Saved data entries:
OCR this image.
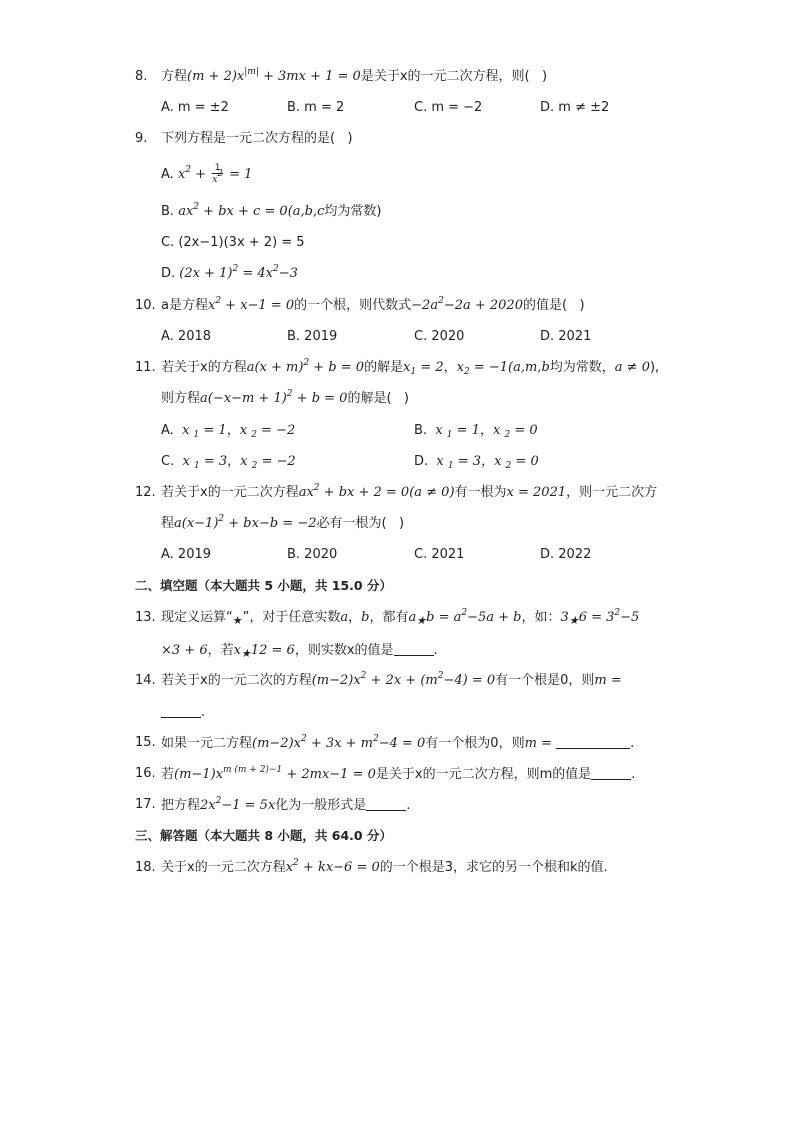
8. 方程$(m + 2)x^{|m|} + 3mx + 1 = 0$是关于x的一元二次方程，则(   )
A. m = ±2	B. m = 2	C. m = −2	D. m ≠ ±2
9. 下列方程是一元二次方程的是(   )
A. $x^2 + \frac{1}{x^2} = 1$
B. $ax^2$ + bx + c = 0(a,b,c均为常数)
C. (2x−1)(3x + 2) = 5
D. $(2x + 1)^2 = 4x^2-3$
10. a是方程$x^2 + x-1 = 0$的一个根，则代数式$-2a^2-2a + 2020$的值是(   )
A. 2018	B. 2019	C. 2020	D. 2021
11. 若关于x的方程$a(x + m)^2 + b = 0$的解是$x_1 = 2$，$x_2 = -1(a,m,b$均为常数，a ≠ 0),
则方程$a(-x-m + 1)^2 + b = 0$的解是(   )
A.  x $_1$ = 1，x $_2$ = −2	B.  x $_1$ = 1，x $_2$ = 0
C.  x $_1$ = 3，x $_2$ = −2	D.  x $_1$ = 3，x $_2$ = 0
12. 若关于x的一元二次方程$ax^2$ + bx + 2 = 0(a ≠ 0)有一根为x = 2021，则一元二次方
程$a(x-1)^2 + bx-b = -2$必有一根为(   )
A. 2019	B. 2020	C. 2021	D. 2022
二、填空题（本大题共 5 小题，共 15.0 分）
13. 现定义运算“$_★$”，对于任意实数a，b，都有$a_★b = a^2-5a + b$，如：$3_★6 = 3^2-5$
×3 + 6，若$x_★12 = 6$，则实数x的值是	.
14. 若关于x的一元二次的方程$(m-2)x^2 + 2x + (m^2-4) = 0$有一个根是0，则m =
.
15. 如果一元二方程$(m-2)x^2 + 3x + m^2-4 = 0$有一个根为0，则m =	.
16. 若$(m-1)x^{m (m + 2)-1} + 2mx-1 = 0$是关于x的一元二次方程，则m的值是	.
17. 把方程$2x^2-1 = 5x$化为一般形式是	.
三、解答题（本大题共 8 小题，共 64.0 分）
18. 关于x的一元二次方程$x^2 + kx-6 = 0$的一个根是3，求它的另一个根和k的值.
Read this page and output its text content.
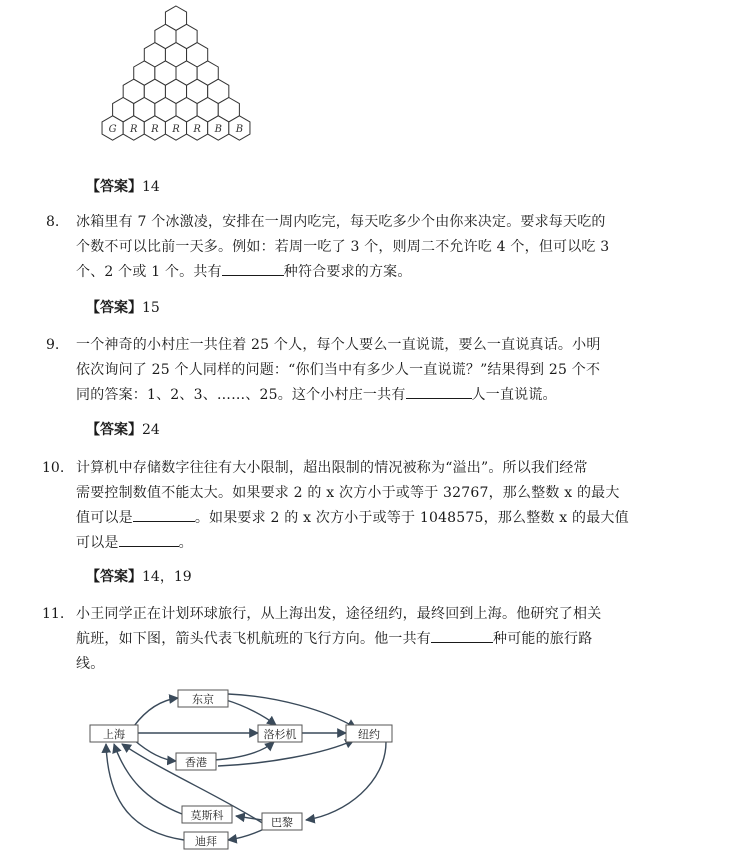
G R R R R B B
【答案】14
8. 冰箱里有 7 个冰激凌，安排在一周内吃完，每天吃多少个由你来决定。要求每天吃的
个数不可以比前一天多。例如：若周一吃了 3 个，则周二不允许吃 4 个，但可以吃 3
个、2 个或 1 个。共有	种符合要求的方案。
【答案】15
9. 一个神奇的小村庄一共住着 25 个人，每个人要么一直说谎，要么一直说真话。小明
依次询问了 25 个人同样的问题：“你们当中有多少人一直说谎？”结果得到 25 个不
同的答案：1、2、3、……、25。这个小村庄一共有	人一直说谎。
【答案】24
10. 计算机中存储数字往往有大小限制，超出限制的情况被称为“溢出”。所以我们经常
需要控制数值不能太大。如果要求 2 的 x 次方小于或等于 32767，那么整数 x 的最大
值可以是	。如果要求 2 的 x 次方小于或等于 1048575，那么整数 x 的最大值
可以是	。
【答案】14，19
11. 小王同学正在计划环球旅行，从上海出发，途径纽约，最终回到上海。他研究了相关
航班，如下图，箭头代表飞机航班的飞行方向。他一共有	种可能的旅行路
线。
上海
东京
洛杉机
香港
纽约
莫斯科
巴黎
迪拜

• **Your instructions**: Write out exactly the lines from the one that contains "Read this page and output its text content." through the last line of the data above, both included. Leave every picture out.

• **Full solution**:
Read this page and output its text content.
G R R R R B B
【答案】14
8. 冰箱里有 7 个冰激凌，安排在一周内吃完，每天吃多少个由你来决定。要求每天吃的
个数不可以比前一天多。例如：若周一吃了 3 个，则周二不允许吃 4 个，但可以吃 3
个、2 个或 1 个。共有	种符合要求的方案。
【答案】15
9. 一个神奇的小村庄一共住着 25 个人，每个人要么一直说谎，要么一直说真话。小明
依次询问了 25 个人同样的问题：“你们当中有多少人一直说谎？”结果得到 25 个不
同的答案：1、2、3、……、25。这个小村庄一共有	人一直说谎。
【答案】24
10. 计算机中存储数字往往有大小限制，超出限制的情况被称为“溢出”。所以我们经常
需要控制数值不能太大。如果要求 2 的 x 次方小于或等于 32767，那么整数 x 的最大
值可以是	。如果要求 2 的 x 次方小于或等于 1048575，那么整数 x 的最大值
可以是	。
【答案】14，19
11. 小王同学正在计划环球旅行，从上海出发，途径纽约，最终回到上海。他研究了相关
航班，如下图，箭头代表飞机航班的飞行方向。他一共有	种可能的旅行路
线。
上海
东京
洛杉机
香港
纽约
莫斯科
巴黎
迪拜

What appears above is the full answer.